[start of Data excerpts]
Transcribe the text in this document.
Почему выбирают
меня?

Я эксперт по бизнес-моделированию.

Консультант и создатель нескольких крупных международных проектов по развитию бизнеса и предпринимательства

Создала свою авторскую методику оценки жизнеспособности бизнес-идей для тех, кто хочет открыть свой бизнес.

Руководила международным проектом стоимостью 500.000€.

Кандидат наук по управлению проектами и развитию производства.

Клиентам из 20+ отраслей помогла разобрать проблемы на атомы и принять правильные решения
[end of Data excerpts]
[start of Data excerpts]
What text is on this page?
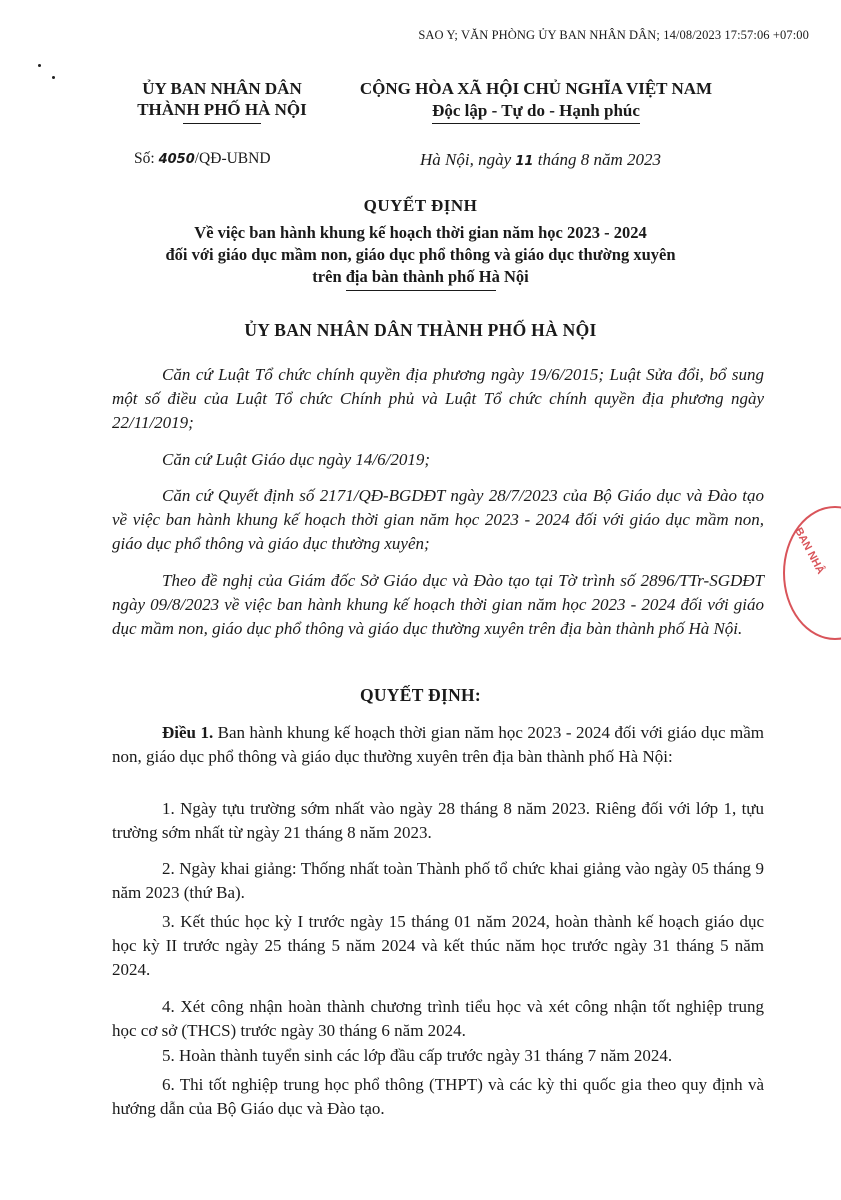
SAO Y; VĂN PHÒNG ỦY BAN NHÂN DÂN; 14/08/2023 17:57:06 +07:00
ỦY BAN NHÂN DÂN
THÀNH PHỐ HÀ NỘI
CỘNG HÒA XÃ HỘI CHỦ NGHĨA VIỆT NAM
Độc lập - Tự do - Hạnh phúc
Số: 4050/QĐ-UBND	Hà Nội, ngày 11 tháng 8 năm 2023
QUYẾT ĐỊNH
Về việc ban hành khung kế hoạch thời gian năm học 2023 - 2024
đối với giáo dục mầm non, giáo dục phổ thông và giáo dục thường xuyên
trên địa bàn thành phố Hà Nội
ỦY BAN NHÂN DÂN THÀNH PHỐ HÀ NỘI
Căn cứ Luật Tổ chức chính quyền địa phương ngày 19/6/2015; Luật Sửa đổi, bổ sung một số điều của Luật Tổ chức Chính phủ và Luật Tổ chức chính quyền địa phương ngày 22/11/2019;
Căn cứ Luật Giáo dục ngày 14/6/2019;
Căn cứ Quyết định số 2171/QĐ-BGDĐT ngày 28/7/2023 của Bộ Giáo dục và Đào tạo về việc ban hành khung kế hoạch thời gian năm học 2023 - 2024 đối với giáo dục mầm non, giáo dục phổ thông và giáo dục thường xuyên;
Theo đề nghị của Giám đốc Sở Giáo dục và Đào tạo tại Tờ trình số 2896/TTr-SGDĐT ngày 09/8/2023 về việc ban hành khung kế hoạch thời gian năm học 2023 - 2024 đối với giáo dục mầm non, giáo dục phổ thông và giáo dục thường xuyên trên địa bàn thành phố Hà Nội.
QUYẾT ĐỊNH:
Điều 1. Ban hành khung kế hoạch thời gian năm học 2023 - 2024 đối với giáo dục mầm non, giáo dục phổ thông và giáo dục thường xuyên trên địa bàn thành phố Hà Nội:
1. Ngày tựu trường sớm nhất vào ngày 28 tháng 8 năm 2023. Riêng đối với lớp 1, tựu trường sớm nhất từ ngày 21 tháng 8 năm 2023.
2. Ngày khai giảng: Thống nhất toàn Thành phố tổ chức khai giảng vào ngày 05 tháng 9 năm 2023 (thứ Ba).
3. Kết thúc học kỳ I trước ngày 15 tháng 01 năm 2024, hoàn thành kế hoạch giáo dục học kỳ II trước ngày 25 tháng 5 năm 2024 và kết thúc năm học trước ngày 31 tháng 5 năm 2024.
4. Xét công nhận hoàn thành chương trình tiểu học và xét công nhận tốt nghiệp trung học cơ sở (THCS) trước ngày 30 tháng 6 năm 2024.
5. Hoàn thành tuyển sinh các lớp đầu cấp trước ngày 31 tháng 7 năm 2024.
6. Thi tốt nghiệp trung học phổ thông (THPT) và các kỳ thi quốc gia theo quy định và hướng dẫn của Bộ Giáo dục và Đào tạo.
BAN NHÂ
[end of Data excerpts]
## Task statement
Scan the listing above and copy all lines containing the word "Luật".

## Answer to this exercise
Căn cứ Luật Tổ chức chính quyền địa phương ngày 19/6/2015; Luật Sửa đổi, bổ sung một số điều của Luật Tổ chức Chính phủ và Luật Tổ chức chính quyền địa phương ngày 22/11/2019;
Căn cứ Luật Giáo dục ngày 14/6/2019;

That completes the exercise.